The task » Please pick out and copy each line of the listing below that contains the string "entry", treating uppercase and lowercase as different.
=-=-=-=-=
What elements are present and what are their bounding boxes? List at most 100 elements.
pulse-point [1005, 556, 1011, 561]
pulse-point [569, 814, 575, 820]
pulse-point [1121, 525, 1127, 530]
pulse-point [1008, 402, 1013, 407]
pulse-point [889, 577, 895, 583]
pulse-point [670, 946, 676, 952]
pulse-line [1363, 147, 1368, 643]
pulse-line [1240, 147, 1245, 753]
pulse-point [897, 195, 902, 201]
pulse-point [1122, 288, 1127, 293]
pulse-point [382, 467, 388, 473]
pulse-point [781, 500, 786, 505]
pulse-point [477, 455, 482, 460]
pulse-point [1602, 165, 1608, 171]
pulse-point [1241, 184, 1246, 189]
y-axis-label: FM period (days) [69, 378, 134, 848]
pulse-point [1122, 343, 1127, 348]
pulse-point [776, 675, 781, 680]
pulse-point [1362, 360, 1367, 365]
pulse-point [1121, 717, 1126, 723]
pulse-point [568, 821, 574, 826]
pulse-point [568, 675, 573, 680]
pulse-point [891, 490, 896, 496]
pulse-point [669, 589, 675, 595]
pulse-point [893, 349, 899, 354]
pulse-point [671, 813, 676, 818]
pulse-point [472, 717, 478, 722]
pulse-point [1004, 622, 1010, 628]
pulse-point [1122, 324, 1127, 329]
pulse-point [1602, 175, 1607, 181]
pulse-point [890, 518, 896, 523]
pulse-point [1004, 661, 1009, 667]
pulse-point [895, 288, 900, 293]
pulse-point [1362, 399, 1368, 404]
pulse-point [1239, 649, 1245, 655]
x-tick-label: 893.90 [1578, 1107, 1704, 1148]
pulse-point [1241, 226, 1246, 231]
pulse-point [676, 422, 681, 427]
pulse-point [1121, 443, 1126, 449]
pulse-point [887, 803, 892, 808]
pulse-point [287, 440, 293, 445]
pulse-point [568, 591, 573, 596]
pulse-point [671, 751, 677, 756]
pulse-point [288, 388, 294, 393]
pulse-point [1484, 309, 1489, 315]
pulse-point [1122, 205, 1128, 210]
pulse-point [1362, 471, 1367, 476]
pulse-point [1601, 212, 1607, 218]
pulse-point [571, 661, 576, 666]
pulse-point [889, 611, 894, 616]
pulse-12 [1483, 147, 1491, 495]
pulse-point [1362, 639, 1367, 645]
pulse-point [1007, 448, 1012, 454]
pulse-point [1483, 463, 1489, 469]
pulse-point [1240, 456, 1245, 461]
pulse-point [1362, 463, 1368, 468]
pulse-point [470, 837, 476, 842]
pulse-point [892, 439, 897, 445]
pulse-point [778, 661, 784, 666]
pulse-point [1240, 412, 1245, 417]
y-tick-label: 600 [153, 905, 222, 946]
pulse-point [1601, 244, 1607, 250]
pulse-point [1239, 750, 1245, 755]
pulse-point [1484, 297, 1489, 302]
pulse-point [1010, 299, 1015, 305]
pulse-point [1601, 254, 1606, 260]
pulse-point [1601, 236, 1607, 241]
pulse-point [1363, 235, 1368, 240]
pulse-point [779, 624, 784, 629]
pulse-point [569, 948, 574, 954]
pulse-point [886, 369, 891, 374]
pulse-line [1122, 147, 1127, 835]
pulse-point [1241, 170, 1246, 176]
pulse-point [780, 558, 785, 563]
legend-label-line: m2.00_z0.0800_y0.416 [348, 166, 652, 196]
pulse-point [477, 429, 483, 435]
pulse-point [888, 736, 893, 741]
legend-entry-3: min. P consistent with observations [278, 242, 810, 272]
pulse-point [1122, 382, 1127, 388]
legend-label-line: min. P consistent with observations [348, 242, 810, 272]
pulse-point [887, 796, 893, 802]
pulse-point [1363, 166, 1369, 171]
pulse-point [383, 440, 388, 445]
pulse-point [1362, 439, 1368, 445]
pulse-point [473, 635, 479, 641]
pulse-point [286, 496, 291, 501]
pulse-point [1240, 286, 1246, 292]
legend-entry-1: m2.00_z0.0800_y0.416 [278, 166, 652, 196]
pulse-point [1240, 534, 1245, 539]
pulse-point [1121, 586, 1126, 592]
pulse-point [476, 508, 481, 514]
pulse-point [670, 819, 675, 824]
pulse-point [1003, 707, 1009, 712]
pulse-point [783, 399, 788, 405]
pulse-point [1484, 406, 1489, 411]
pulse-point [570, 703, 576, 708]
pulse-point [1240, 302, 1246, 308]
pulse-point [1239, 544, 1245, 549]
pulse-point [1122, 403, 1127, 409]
=-=-=-=-=
Answer for this exercise »
legend-entry-3: min. P consistent with observations [278, 242, 810, 272]
legend-entry-1: m2.00_z0.0800_y0.416 [278, 166, 652, 196]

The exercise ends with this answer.